• Your objective
Lines that hold the word "ylabel" should be located and copied.

Source data:
+-------+
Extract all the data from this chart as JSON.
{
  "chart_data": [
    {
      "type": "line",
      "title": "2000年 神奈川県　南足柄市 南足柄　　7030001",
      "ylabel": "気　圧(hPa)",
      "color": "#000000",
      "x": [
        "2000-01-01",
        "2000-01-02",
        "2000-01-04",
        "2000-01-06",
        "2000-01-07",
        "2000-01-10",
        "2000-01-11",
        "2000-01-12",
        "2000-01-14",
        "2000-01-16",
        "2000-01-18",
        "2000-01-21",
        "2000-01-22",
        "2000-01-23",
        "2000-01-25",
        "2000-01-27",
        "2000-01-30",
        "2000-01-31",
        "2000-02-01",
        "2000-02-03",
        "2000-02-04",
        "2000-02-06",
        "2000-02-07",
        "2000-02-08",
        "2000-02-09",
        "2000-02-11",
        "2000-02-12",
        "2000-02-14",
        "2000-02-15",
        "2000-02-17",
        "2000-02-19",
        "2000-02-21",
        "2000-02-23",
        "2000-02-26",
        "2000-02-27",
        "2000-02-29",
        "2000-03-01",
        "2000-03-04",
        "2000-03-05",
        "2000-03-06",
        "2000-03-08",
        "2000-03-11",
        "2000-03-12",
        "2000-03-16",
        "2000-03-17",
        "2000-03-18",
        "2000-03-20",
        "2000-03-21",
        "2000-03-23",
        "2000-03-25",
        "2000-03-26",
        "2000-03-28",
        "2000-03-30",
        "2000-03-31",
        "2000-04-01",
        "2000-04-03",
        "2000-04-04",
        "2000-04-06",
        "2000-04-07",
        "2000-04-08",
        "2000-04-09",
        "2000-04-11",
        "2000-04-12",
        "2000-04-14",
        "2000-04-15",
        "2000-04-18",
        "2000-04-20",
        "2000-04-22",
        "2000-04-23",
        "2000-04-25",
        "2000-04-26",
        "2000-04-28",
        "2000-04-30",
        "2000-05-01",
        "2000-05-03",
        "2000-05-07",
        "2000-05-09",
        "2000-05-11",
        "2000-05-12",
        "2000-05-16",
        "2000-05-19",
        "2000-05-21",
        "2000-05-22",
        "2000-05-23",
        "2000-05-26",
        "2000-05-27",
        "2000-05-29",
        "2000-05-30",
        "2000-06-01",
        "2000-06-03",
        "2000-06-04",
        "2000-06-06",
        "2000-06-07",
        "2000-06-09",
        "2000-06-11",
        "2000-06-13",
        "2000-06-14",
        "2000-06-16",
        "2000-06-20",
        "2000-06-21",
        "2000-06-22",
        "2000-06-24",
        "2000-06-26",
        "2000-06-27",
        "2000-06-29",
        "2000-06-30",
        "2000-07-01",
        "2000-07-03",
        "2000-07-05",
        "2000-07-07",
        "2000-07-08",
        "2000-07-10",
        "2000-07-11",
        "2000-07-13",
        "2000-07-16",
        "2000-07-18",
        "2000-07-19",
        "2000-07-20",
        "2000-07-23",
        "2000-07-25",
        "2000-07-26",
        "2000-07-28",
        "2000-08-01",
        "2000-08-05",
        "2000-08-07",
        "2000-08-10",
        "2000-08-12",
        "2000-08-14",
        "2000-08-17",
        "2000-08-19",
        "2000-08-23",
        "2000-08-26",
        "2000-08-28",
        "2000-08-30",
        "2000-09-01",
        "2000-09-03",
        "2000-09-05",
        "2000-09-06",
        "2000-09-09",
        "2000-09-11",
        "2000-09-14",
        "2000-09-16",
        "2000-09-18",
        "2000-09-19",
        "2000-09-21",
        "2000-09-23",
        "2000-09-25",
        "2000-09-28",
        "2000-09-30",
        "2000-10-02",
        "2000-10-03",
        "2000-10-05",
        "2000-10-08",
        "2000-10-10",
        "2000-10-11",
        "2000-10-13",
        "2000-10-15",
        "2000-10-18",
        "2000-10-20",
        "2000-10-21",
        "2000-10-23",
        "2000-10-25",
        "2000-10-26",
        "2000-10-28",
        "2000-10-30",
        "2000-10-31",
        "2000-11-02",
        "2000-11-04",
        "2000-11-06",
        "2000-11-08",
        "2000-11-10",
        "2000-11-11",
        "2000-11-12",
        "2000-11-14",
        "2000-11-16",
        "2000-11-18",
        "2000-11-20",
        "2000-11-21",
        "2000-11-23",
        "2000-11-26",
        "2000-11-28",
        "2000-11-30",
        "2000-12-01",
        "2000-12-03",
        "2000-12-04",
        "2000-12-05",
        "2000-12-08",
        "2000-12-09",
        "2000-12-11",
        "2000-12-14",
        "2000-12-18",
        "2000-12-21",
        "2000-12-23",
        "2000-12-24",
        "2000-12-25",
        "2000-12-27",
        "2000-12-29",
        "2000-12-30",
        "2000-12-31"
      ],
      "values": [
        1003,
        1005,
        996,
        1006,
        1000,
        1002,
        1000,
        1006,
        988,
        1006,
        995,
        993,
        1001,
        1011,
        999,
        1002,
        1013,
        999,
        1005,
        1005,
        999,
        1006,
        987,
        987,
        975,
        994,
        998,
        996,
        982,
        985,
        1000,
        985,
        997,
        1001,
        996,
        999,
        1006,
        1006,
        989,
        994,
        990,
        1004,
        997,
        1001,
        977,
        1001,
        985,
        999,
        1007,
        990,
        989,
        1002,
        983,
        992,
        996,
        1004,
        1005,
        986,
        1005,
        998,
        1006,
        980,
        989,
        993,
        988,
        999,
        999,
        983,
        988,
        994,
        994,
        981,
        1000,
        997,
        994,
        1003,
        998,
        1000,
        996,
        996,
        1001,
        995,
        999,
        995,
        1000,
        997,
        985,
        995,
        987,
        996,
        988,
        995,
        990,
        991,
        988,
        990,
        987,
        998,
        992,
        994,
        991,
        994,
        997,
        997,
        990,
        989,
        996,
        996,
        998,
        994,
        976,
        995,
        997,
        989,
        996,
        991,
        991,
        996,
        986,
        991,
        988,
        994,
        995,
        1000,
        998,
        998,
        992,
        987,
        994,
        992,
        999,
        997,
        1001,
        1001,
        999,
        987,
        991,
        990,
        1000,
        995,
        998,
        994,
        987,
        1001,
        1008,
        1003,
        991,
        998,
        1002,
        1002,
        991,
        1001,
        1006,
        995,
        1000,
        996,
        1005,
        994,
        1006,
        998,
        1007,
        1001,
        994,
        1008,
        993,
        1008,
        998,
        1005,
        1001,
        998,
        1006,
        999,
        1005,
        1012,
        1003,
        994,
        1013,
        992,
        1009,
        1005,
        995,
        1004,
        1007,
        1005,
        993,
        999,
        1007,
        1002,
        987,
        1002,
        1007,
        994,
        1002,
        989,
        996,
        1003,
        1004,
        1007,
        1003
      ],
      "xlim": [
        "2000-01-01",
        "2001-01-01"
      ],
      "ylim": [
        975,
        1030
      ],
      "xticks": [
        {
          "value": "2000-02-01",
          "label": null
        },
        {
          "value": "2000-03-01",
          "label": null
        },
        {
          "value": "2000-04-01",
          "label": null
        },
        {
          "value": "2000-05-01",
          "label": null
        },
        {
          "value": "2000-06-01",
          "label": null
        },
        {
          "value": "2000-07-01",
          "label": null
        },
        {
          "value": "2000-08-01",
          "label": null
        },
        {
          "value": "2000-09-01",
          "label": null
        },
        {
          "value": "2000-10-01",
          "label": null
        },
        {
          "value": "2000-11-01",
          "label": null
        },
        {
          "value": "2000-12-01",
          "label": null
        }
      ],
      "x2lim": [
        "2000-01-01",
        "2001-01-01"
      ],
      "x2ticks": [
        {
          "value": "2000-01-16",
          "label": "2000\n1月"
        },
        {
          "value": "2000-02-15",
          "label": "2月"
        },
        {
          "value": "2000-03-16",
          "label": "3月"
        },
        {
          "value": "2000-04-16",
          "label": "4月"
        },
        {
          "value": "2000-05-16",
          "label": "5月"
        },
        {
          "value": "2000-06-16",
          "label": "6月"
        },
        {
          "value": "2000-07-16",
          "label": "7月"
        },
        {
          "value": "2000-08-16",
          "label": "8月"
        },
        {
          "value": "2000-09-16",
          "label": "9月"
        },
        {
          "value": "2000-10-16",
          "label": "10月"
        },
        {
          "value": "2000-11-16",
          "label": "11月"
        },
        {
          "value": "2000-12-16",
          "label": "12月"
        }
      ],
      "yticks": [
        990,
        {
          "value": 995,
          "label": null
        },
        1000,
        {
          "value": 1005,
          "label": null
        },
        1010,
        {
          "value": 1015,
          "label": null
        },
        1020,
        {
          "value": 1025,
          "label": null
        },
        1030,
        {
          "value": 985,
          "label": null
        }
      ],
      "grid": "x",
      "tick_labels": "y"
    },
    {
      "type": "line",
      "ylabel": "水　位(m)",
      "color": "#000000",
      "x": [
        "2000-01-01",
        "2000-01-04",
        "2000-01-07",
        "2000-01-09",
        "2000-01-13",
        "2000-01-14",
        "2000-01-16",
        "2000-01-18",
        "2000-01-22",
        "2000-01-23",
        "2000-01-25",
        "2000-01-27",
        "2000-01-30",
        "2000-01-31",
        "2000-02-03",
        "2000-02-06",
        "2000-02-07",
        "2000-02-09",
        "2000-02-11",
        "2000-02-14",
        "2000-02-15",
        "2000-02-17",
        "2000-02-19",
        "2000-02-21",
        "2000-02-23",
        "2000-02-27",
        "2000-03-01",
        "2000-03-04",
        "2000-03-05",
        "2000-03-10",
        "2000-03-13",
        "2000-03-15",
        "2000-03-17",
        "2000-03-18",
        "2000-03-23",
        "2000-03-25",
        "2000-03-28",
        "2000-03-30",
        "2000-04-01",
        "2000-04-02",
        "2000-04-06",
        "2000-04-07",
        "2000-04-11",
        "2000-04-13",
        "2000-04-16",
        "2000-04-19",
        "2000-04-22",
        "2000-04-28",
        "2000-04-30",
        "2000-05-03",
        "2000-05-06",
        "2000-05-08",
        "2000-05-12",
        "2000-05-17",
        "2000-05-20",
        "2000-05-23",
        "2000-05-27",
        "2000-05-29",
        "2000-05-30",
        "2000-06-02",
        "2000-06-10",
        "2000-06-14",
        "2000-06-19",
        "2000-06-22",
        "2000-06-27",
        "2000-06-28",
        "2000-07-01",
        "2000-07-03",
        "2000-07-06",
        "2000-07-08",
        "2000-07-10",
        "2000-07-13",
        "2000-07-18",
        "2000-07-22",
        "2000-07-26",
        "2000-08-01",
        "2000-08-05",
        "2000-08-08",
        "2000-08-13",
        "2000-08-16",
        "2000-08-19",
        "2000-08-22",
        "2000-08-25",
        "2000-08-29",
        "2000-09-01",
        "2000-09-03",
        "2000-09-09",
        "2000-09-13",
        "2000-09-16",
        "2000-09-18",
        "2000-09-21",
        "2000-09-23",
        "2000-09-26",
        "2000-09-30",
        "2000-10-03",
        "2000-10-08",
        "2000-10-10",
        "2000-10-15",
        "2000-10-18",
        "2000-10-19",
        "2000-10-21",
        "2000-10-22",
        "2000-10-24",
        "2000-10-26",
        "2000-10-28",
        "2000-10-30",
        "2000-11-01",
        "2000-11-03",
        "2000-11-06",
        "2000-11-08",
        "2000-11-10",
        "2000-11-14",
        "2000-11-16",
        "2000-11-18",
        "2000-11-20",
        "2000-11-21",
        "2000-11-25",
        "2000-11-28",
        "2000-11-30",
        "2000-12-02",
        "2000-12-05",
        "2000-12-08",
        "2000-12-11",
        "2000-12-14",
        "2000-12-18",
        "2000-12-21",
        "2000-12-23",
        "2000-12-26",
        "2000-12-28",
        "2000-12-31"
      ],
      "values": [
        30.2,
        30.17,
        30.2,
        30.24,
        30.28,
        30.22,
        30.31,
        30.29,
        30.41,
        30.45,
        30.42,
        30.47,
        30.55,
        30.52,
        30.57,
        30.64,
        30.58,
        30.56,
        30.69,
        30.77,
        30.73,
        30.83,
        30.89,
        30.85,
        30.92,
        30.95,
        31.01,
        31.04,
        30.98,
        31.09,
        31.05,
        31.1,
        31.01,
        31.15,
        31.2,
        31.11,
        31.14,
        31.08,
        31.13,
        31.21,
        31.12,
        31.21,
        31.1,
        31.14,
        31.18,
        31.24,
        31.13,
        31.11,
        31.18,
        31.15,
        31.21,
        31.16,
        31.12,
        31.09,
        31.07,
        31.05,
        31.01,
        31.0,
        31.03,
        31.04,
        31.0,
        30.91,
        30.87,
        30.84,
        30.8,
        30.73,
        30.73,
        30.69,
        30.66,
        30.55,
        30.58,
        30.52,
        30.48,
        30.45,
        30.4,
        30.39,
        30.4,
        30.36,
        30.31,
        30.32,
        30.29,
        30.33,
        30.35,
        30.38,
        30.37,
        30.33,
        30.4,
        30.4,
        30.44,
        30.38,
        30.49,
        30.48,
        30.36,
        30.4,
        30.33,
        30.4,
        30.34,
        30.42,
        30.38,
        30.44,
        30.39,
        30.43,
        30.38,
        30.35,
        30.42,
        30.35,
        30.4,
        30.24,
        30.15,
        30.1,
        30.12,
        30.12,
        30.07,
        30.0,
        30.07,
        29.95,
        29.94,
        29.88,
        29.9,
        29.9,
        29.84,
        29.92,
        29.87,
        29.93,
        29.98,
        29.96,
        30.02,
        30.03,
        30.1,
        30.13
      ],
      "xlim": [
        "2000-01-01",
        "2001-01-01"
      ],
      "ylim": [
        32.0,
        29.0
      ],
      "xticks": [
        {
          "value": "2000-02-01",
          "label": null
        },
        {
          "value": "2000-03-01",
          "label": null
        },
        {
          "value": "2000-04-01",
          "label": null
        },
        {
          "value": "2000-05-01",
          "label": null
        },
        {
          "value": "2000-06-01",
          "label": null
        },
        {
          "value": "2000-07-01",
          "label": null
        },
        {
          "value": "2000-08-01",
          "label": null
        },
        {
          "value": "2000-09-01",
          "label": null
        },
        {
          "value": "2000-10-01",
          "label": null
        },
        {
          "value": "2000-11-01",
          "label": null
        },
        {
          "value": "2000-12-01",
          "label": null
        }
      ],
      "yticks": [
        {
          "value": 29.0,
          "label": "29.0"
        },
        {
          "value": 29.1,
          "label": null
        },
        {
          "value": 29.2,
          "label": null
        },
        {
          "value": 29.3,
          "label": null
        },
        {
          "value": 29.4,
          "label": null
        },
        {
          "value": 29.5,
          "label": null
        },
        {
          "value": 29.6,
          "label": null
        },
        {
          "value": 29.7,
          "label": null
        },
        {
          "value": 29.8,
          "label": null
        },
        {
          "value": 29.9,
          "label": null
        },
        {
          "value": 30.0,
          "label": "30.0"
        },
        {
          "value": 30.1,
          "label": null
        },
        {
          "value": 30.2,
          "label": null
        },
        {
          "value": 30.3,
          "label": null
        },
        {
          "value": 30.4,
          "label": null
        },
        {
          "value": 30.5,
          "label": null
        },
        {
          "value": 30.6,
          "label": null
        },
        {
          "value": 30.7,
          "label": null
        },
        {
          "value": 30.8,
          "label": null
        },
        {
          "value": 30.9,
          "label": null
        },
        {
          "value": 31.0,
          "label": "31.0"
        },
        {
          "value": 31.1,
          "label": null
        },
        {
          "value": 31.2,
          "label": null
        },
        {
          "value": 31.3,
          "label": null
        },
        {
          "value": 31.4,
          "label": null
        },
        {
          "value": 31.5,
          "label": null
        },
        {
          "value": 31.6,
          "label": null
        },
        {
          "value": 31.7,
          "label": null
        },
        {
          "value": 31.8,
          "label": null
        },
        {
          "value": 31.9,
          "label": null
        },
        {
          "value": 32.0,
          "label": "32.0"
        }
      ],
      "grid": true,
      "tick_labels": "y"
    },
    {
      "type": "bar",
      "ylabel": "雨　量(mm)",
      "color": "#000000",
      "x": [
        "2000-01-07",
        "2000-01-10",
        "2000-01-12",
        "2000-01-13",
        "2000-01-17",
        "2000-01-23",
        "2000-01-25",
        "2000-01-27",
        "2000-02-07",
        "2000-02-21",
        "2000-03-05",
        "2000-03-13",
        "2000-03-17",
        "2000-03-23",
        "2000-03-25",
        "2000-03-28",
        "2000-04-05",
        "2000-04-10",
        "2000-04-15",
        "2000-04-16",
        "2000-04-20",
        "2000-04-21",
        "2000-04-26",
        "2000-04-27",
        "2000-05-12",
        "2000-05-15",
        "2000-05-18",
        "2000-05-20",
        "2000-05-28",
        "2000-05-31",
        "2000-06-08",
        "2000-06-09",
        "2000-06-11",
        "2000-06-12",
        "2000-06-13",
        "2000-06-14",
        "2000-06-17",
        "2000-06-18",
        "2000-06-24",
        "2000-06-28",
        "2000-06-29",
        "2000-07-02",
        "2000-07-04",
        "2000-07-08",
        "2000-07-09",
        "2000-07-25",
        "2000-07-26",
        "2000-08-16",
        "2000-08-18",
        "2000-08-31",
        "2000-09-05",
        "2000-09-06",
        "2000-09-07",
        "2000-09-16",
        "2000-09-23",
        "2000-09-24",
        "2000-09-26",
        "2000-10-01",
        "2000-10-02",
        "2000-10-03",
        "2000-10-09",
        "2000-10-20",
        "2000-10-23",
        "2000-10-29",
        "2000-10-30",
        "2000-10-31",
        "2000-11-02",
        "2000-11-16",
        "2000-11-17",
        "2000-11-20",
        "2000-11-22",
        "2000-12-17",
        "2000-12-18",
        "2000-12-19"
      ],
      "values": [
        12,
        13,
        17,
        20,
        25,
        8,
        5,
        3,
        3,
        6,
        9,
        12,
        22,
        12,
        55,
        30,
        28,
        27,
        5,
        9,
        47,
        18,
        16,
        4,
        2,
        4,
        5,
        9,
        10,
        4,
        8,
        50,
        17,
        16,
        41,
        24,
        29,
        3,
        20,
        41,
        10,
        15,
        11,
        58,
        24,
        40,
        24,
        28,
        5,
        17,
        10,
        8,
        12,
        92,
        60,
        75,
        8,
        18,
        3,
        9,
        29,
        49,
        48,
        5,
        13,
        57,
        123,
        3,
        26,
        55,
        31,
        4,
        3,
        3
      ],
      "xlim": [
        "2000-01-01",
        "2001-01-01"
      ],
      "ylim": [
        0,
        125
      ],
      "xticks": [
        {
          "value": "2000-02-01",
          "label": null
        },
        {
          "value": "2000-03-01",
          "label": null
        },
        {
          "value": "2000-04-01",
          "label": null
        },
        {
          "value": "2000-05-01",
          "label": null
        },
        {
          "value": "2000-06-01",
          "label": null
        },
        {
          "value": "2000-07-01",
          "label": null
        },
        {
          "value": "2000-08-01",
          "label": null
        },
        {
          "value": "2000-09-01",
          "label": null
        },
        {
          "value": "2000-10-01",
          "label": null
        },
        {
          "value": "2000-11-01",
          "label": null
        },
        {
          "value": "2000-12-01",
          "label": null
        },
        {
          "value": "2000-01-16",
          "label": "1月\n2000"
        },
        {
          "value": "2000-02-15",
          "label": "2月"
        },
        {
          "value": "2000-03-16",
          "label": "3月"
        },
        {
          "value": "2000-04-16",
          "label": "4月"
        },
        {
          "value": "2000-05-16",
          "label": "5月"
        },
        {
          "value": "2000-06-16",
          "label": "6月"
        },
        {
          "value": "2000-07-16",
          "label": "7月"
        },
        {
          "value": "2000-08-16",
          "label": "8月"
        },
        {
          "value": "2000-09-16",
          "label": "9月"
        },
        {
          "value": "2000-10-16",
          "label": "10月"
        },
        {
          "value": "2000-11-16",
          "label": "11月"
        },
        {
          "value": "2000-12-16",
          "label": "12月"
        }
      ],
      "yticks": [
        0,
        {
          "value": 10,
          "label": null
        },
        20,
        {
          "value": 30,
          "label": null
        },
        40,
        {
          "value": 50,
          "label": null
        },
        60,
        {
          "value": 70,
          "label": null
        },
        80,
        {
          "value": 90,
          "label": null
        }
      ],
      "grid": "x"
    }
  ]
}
+-------+
• Solution to this task
      "ylabel": "気　圧(hPa)",
      "ylabel": "水　位(m)",
      "ylabel": "雨　量(mm)",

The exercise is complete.